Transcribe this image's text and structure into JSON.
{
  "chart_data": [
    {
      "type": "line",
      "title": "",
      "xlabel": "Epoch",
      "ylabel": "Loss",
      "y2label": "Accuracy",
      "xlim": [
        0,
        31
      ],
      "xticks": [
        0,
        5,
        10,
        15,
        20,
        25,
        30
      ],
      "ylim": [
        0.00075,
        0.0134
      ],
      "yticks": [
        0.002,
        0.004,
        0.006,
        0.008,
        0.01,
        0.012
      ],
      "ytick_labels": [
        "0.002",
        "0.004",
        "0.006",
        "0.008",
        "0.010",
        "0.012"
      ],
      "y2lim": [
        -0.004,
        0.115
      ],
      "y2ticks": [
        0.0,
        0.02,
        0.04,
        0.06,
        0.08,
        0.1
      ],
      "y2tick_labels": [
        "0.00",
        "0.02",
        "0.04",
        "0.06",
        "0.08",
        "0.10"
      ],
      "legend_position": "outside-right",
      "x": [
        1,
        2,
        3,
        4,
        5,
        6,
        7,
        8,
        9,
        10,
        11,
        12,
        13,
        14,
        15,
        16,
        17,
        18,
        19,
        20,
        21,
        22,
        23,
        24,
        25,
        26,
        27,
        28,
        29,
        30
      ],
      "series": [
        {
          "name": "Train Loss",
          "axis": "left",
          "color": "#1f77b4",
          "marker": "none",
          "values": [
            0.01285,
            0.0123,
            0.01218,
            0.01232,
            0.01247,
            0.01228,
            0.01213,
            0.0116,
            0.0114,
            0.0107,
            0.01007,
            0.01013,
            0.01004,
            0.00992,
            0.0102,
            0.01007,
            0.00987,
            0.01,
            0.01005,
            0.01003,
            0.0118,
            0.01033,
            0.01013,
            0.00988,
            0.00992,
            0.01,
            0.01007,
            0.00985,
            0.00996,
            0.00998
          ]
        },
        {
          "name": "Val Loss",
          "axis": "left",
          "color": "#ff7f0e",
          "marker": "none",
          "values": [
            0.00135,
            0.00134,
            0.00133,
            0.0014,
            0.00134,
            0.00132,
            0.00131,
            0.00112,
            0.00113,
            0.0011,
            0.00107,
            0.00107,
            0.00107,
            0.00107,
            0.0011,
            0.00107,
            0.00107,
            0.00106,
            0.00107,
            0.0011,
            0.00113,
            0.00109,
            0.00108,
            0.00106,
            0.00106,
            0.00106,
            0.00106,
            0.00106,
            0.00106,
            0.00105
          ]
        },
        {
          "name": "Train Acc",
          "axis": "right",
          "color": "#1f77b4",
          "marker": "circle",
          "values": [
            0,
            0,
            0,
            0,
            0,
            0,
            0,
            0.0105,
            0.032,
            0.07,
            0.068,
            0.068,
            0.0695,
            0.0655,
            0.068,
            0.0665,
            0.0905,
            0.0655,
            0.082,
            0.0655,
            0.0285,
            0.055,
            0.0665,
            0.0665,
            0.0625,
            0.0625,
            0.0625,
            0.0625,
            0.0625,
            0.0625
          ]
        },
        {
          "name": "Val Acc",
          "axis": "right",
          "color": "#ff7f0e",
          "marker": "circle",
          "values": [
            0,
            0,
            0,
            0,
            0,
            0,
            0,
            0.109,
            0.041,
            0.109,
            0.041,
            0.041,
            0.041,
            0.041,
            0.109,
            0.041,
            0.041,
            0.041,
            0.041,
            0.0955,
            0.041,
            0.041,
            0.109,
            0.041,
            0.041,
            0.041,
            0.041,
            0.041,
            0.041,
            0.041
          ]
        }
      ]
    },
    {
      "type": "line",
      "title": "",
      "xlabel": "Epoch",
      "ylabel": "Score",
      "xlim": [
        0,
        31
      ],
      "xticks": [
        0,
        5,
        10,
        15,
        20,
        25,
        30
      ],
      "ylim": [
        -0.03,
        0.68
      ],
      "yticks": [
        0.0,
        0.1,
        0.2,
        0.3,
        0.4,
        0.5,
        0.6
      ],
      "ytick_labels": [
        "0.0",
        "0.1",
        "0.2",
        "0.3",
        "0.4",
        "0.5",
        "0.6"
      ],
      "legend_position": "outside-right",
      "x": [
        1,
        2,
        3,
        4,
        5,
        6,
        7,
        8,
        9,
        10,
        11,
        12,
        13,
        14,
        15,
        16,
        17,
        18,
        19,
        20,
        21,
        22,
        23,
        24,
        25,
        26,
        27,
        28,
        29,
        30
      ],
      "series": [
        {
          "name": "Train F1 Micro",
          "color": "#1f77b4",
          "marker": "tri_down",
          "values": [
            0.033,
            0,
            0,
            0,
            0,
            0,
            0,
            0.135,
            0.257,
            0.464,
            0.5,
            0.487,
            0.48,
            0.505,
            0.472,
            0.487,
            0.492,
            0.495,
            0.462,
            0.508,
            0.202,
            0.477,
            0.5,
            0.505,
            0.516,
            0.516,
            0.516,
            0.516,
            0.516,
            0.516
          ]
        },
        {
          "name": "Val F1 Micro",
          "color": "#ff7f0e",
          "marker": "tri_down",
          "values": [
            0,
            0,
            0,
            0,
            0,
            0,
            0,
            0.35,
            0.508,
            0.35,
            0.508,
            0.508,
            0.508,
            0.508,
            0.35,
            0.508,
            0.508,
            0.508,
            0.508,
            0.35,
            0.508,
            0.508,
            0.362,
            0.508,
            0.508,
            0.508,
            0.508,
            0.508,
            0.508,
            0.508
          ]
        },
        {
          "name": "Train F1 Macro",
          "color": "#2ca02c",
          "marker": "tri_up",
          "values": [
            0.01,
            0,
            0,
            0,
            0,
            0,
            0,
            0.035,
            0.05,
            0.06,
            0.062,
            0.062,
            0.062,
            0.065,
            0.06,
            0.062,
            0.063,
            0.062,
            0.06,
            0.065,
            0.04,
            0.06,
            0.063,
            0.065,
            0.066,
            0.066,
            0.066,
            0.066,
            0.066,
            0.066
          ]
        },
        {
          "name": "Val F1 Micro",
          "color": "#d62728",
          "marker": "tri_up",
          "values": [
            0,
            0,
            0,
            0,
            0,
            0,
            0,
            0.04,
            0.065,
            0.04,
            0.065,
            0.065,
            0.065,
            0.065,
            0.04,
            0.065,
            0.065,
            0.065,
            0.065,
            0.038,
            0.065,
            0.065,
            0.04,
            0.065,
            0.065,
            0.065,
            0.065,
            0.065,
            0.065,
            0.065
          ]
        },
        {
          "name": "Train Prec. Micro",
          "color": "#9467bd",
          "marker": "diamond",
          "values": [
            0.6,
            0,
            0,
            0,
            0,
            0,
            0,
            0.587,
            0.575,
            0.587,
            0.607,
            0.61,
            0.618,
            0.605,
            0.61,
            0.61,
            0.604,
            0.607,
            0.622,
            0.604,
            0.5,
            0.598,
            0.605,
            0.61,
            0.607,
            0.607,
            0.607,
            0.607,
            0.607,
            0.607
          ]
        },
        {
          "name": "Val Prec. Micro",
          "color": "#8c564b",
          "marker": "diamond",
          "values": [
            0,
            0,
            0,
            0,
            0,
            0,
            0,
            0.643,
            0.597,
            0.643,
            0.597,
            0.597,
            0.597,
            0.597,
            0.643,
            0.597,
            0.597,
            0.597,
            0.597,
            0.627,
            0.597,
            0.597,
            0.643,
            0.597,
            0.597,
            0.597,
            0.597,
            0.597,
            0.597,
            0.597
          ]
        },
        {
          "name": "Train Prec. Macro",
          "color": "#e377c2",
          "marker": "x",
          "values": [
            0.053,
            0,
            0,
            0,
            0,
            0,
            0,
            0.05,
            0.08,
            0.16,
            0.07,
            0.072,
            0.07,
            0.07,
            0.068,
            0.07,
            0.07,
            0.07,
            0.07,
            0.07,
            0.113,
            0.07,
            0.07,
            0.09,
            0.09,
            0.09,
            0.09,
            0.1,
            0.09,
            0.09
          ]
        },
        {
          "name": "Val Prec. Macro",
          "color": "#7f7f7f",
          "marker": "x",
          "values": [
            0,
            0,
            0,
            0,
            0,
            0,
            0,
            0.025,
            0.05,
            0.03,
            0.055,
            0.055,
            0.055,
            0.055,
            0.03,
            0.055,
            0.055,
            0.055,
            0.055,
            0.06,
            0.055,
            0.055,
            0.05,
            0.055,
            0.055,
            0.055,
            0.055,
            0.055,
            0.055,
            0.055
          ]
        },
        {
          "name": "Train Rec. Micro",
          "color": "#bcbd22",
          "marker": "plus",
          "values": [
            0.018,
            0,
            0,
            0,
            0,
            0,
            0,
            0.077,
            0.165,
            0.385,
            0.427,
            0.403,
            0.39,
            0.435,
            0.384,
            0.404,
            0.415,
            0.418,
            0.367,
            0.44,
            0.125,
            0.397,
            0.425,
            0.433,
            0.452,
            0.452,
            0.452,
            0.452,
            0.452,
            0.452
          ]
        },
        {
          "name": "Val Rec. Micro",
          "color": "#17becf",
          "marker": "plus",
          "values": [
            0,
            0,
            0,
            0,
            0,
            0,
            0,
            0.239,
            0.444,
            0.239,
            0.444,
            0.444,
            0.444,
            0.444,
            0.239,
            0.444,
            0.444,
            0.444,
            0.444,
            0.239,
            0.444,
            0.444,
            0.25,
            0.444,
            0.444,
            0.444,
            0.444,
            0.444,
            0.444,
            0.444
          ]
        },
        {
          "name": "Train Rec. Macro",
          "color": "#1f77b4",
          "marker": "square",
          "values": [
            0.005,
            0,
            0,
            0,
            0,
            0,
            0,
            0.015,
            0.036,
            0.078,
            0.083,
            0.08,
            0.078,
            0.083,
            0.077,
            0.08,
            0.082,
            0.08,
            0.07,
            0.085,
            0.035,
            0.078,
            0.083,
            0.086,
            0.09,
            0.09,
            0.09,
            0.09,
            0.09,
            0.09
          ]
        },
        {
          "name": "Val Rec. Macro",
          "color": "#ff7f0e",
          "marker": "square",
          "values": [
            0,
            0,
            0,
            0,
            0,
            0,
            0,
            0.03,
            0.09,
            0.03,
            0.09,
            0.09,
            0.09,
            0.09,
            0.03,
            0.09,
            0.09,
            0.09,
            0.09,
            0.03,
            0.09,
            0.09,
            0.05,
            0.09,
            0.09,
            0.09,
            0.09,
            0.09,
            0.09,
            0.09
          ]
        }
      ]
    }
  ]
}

● ● ● ● ● ● ●

**Your task**: Track down every line with the word "Train" and copy it.

**Solution below**:
          "name": "Train Loss",
          "name": "Train Acc",
          "name": "Train F1 Micro",
          "name": "Train F1 Macro",
          "name": "Train Prec. Micro",
          "name": "Train Prec. Macro",
          "name": "Train Rec. Micro",
          "name": "Train Rec. Macro",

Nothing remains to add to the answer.